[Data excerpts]
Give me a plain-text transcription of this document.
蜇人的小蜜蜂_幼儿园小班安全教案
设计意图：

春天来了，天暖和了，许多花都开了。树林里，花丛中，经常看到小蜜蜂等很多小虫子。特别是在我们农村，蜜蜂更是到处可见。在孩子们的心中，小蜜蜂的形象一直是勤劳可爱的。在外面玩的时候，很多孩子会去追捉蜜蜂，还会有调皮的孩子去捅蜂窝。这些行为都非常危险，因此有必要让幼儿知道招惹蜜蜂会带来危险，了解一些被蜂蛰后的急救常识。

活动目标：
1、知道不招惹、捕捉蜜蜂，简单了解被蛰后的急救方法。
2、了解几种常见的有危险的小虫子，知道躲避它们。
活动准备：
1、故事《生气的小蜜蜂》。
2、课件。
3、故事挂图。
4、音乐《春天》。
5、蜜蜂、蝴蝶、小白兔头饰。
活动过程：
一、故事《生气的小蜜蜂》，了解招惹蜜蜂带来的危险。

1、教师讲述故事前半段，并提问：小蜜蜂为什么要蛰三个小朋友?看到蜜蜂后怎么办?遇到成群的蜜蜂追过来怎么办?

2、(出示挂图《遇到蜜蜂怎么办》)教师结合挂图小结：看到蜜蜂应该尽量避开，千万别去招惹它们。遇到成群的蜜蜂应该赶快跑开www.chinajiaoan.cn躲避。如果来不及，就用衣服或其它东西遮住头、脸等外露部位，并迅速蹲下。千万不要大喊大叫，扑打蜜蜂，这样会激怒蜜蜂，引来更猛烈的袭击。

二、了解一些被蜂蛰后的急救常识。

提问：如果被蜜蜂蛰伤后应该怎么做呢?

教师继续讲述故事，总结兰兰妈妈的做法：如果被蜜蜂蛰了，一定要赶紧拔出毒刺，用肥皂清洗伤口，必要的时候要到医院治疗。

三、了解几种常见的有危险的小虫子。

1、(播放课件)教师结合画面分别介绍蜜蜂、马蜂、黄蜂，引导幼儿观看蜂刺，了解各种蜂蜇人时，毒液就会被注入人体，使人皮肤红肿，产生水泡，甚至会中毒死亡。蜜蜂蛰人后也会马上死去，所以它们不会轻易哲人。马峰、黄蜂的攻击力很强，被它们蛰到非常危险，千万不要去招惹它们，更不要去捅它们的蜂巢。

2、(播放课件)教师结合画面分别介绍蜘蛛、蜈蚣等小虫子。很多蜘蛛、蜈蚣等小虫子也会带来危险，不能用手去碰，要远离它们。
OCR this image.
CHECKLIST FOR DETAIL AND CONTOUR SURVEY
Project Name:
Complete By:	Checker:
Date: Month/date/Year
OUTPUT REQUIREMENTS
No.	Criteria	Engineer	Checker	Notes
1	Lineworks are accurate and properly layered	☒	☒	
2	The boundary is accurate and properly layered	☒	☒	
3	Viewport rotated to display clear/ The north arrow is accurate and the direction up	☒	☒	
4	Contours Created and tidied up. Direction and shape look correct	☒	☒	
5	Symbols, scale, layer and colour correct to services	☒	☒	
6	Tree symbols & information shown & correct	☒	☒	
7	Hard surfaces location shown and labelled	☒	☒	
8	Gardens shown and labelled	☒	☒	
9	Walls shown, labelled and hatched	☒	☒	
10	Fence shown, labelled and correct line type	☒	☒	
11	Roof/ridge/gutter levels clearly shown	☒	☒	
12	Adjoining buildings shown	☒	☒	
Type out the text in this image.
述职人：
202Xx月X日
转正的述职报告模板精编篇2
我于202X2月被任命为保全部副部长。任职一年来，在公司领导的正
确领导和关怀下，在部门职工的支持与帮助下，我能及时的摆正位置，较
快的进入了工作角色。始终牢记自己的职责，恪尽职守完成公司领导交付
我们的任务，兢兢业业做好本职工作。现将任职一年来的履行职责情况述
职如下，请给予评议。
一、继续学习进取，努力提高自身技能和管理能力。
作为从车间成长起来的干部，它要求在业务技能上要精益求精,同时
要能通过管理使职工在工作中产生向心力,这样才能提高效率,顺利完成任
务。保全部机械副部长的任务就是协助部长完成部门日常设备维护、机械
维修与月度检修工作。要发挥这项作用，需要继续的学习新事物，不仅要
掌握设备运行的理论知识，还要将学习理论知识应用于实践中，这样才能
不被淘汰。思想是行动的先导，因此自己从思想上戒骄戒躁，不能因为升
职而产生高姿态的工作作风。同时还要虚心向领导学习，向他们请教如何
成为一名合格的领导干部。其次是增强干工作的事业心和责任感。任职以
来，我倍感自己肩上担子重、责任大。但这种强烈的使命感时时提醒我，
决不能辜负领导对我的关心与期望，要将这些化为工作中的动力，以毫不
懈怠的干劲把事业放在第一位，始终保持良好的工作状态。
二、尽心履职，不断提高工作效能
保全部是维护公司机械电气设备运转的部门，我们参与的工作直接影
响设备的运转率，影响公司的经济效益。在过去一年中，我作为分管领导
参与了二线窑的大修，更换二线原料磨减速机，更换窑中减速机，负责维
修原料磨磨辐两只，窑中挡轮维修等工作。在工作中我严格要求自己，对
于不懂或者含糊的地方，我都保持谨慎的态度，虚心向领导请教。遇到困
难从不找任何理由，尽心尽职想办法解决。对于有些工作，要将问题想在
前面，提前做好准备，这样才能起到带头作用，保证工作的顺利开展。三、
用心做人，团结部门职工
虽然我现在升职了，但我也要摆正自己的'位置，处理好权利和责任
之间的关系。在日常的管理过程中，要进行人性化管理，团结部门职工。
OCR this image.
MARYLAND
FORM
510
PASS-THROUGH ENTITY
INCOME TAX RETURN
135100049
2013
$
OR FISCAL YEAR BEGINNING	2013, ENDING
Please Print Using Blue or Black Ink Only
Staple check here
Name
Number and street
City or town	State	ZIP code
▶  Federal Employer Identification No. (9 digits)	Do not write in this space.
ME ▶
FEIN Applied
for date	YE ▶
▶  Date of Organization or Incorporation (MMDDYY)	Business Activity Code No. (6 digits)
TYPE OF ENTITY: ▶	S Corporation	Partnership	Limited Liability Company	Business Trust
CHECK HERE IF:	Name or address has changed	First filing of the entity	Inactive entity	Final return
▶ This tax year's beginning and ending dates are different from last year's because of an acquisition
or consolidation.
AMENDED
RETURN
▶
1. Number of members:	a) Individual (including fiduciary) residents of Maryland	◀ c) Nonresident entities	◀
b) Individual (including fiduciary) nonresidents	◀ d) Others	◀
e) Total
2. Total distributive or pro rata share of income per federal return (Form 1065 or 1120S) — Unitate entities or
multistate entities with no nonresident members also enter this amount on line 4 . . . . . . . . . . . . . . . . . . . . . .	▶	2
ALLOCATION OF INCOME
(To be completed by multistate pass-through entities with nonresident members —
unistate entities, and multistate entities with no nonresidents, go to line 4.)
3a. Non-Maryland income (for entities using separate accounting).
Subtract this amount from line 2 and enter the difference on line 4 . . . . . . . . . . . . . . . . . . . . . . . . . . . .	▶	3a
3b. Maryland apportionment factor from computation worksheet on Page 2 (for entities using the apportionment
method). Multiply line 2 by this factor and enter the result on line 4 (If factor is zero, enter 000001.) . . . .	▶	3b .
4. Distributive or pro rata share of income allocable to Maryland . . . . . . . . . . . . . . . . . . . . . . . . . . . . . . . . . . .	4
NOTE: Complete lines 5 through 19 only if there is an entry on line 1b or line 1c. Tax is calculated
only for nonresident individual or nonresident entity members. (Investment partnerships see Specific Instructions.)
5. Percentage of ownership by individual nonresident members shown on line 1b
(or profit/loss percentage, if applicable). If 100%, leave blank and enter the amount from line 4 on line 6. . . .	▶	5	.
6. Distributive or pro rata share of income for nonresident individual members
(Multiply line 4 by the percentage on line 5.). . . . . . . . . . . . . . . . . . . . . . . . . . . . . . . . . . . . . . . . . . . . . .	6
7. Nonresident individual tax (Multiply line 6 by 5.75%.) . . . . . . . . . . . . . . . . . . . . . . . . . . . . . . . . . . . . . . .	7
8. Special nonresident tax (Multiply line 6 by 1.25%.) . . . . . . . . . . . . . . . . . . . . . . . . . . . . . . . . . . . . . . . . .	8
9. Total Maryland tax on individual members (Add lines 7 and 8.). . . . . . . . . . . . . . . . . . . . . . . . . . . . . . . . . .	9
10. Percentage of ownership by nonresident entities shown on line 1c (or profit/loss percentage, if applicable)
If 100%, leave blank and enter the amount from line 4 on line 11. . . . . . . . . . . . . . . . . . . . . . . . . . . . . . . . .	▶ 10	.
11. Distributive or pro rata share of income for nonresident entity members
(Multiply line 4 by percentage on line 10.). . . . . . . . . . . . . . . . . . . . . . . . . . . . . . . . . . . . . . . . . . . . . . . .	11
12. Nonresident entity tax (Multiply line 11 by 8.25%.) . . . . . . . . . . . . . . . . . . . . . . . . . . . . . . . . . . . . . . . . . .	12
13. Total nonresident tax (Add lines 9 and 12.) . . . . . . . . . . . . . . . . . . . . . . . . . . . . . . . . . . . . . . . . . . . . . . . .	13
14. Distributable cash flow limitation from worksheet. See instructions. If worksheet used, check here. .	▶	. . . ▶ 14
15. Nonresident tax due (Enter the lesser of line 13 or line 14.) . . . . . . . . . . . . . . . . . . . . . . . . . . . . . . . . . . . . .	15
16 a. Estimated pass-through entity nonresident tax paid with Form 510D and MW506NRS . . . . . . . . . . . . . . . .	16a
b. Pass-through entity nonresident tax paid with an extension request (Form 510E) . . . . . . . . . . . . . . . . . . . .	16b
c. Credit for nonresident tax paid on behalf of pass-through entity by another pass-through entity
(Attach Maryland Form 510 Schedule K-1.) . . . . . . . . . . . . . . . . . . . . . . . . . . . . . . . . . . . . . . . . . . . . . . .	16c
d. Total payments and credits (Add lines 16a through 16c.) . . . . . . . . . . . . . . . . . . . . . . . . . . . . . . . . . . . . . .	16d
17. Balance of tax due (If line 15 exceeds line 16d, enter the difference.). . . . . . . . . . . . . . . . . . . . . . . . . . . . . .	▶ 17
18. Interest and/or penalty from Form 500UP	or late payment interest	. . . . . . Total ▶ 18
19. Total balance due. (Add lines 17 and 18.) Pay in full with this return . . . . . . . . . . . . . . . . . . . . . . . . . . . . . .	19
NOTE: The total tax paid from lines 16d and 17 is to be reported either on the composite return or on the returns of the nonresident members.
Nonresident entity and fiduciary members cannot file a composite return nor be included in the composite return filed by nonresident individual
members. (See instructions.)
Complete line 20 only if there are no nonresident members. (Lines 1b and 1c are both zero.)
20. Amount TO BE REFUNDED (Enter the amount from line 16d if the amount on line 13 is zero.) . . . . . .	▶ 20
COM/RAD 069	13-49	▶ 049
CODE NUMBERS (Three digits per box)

WORK TO COMPLETE:
Locate the lines above that contain "digits" and copy them.

ANSWER TO THIS TASK:
▶  Federal Employer Identification No. (9 digits)	Do not write in this space.
▶  Date of Organization or Incorporation (MMDDYY)	Business Activity Code No. (6 digits)
CODE NUMBERS (Three digits per box)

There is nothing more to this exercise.